:: Supplied records ::
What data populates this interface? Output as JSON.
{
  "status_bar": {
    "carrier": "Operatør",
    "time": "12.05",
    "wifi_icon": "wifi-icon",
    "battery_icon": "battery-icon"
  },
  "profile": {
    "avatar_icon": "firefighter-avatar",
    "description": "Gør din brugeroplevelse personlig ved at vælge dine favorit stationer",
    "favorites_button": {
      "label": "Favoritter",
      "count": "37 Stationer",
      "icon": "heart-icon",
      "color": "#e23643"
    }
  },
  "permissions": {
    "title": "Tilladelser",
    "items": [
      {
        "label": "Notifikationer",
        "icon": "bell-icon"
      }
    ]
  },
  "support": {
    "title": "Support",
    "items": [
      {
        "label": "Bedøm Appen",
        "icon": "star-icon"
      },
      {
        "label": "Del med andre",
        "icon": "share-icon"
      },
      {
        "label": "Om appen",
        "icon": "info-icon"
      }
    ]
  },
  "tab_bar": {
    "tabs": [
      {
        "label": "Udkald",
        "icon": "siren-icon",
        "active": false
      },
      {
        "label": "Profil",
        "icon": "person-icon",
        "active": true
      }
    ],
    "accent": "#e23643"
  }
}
:::
• [Required task]: Gather every line from the listing above in which "label" appears, and copy those lines.

• [The output]:
      "label": "Favoritter",
        "label": "Notifikationer",
        "label": "Bedøm Appen",
        "label": "Del med andre",
        "label": "Om appen",
        "label": "Udkald",
        "label": "Profil",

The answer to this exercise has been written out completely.